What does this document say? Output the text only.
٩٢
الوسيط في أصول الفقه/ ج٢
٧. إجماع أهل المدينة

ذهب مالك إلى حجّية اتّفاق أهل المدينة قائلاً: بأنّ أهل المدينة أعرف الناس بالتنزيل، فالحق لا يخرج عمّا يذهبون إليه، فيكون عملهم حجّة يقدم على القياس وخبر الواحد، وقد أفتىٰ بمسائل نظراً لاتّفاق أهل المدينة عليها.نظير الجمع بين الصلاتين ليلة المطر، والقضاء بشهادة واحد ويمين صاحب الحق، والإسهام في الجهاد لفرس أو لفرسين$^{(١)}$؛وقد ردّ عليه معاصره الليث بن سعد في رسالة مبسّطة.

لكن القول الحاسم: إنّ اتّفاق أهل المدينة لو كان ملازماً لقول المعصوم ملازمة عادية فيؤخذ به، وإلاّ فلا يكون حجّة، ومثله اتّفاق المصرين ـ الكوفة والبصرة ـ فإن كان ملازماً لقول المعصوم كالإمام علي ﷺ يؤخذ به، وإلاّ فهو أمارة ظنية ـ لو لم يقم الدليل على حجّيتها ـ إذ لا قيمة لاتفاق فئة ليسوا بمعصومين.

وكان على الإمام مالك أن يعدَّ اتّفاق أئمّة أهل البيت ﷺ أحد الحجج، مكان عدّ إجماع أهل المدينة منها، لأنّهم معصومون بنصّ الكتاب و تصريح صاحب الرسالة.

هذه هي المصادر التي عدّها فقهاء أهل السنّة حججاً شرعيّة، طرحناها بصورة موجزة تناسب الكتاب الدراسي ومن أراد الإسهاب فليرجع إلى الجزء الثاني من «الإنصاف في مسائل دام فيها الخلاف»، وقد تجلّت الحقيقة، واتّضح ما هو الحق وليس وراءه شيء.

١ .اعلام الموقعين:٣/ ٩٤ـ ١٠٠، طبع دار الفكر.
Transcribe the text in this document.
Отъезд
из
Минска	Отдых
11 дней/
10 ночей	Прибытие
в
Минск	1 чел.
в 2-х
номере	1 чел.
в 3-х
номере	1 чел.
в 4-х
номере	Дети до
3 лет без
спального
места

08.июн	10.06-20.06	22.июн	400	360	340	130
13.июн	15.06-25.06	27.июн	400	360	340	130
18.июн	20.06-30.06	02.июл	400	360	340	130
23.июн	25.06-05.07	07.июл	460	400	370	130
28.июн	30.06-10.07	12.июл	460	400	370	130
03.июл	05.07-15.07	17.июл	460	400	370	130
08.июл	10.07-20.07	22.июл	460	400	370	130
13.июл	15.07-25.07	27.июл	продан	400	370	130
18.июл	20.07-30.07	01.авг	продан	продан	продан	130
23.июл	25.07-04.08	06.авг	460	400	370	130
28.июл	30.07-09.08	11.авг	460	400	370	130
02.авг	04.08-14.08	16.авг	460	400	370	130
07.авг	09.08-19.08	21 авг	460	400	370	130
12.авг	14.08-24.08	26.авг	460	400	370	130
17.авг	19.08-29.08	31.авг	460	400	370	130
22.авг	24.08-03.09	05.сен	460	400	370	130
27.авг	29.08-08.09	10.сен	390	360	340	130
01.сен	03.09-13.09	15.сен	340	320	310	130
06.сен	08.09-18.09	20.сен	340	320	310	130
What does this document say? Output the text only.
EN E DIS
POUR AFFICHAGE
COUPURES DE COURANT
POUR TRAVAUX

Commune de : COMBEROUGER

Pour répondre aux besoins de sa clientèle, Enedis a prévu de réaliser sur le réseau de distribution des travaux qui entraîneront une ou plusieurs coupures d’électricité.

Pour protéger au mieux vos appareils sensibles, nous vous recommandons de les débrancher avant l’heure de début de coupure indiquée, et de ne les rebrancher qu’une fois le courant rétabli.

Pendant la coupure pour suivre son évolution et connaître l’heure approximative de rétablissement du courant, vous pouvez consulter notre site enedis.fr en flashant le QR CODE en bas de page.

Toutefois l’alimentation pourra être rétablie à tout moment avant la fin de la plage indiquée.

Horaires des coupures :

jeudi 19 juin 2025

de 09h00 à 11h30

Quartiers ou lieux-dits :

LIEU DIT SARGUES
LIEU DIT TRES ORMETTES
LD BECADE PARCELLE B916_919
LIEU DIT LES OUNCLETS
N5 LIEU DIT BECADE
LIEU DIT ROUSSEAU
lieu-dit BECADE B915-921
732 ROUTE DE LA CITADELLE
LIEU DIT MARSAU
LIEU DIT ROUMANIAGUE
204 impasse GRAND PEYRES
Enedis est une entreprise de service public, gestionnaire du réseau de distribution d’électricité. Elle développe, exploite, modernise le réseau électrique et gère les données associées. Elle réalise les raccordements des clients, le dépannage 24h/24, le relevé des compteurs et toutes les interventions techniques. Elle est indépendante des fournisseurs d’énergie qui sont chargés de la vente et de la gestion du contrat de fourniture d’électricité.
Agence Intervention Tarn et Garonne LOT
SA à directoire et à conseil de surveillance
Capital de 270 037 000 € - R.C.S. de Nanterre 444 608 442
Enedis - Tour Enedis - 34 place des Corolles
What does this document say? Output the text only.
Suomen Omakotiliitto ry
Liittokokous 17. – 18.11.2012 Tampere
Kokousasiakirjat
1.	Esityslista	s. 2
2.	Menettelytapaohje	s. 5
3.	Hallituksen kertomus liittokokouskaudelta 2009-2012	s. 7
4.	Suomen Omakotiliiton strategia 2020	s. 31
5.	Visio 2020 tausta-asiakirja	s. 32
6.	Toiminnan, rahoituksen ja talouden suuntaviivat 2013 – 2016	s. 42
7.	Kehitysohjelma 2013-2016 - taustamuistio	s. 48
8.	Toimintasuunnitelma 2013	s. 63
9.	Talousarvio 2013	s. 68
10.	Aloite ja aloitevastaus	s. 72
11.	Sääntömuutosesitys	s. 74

- - - -

= TASK REQUIREMENTS =
Show all lines above holding "indiquée".

= EXERCISE RESPONSE =
Pour protéger au mieux vos appareils sensibles, nous vous recommandons de les débrancher avant l’heure de début de coupure indiquée, et de ne les rebrancher qu’une fois le courant rétabli.
Toutefois l’alimentation pourra être rétablie à tout moment avant la fin de la plage indiquée.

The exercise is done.